>>>>>
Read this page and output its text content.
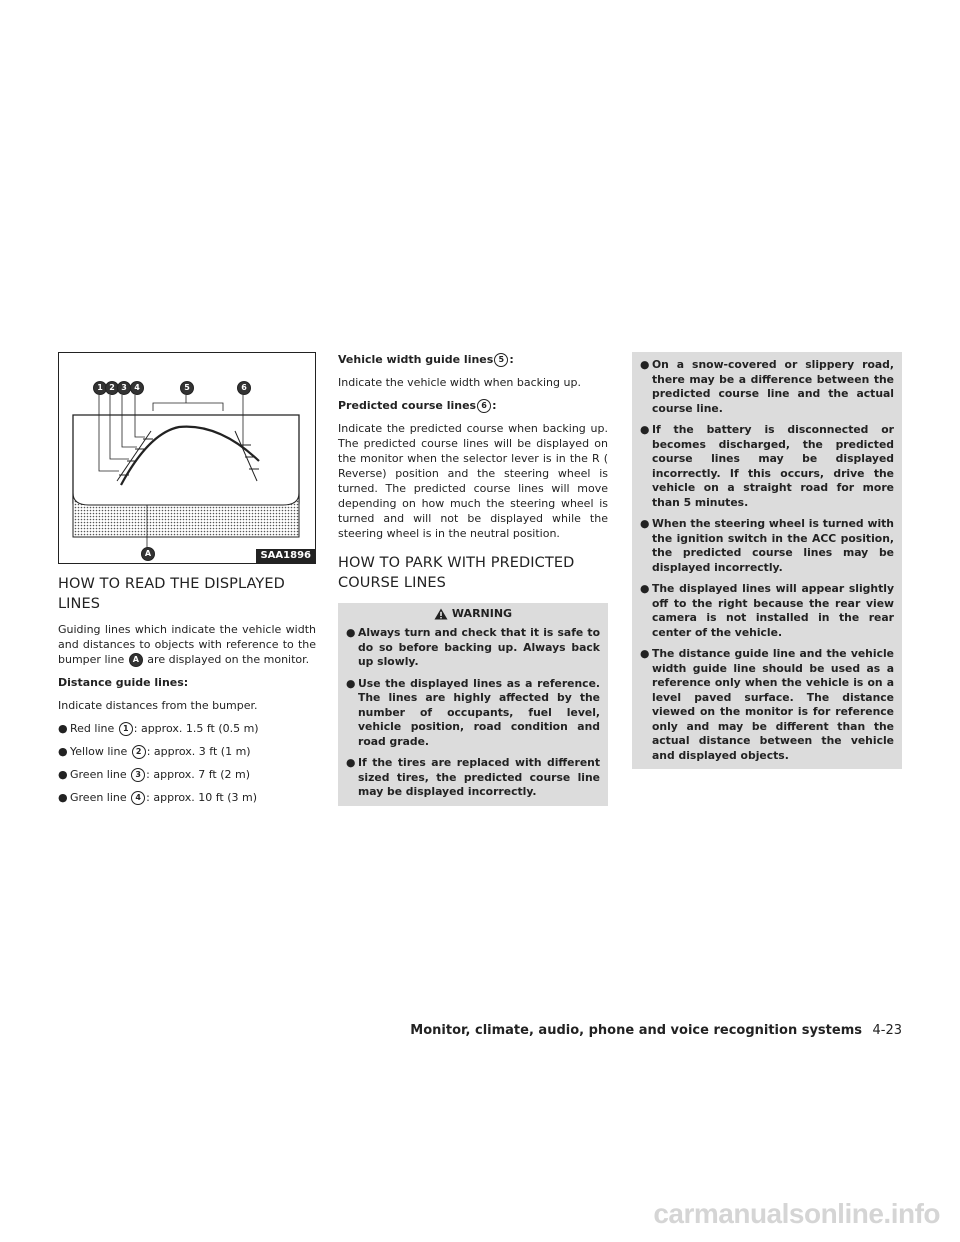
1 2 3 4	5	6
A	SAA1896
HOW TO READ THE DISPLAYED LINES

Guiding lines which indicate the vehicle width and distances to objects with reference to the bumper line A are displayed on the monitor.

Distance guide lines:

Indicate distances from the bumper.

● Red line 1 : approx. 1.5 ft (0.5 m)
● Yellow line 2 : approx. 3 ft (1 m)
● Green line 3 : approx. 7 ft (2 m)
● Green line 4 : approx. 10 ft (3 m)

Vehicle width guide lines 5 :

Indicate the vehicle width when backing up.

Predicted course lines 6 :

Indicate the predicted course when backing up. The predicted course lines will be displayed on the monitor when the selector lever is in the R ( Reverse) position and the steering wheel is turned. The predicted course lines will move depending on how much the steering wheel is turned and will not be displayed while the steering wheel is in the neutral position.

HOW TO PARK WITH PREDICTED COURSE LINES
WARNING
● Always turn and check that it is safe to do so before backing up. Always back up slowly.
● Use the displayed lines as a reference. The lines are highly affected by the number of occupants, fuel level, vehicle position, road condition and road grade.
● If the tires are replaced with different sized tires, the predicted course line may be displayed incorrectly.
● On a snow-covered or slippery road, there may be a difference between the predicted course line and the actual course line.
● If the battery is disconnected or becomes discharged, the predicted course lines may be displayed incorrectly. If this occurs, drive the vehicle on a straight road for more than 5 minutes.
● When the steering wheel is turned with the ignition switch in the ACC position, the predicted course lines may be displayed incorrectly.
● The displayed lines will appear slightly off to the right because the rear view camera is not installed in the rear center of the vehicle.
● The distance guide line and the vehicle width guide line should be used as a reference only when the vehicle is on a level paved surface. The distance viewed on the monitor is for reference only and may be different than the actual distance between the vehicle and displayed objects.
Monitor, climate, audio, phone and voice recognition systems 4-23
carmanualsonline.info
<<<<<
▶ DIRECTIONS
What is the number of lines that contain "guide"? Reply with that number alone.

▶ COMPLETE OUTPUT
3